** TASK STATEMENT **
Copy every line of the records below where the word "image" occurs.

* Start DATA ROWS *

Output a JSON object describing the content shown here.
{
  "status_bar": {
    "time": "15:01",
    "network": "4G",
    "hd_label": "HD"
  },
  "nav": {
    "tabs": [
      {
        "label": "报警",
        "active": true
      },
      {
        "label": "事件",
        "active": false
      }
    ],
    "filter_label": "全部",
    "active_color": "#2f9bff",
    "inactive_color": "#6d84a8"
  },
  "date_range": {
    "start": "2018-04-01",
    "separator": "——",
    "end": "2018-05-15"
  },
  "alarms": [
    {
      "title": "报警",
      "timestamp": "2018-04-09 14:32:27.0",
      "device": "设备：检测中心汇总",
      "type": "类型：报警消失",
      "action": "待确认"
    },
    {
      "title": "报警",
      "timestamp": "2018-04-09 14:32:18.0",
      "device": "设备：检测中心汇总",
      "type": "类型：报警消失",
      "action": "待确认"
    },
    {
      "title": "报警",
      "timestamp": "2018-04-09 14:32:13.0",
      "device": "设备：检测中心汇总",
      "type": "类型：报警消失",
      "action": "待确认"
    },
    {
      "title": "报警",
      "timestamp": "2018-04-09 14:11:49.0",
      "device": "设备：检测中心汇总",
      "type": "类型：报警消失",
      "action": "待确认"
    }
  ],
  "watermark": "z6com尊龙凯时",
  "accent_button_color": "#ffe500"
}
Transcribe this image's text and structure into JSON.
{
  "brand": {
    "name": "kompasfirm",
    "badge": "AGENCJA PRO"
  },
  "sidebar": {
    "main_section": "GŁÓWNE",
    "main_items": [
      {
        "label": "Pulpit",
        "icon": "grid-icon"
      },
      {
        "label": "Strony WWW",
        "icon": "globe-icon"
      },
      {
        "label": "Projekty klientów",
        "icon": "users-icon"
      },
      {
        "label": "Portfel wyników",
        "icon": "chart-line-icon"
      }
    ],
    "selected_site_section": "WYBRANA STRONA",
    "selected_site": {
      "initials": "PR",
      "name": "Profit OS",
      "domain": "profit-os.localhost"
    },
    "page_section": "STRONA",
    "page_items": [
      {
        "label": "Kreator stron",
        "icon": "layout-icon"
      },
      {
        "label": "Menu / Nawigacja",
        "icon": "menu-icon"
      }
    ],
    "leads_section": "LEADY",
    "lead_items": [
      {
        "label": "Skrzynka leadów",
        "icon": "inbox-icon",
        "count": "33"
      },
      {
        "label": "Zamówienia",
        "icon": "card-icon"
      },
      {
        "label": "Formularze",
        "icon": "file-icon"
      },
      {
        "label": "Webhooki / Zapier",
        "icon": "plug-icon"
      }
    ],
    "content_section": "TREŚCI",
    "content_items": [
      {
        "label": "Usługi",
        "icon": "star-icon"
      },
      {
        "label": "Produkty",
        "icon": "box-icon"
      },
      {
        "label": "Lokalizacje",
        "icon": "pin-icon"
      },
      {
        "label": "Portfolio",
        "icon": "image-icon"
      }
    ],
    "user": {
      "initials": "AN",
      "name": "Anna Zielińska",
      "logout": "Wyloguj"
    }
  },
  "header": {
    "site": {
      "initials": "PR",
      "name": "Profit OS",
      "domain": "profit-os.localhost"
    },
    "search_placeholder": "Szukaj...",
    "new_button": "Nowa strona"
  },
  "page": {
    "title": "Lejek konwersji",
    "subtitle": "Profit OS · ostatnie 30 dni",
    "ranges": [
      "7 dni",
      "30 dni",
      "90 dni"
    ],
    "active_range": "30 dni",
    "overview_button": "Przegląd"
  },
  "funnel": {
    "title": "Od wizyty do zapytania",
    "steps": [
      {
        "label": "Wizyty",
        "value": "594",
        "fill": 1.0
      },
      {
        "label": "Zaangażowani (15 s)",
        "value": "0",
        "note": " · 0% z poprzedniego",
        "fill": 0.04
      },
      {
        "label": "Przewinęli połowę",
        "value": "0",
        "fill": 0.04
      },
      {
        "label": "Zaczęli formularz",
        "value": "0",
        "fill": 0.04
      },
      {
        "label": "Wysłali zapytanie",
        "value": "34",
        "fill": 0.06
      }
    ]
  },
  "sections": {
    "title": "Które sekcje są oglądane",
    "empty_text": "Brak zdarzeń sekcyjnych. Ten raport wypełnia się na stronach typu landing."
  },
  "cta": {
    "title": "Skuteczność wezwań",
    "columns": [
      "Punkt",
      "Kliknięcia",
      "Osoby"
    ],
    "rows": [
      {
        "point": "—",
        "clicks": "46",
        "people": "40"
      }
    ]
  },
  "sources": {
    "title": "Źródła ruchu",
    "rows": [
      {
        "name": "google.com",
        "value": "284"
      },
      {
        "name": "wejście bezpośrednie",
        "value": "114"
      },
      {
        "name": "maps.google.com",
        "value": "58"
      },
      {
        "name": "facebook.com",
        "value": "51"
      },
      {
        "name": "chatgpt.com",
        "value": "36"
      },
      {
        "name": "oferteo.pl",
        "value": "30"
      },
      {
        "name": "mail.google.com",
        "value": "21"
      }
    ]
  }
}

* End DATA ROWS *

** RESPONSE **
Transcribe this image's text and structure into JSON.
        "icon": "image-icon"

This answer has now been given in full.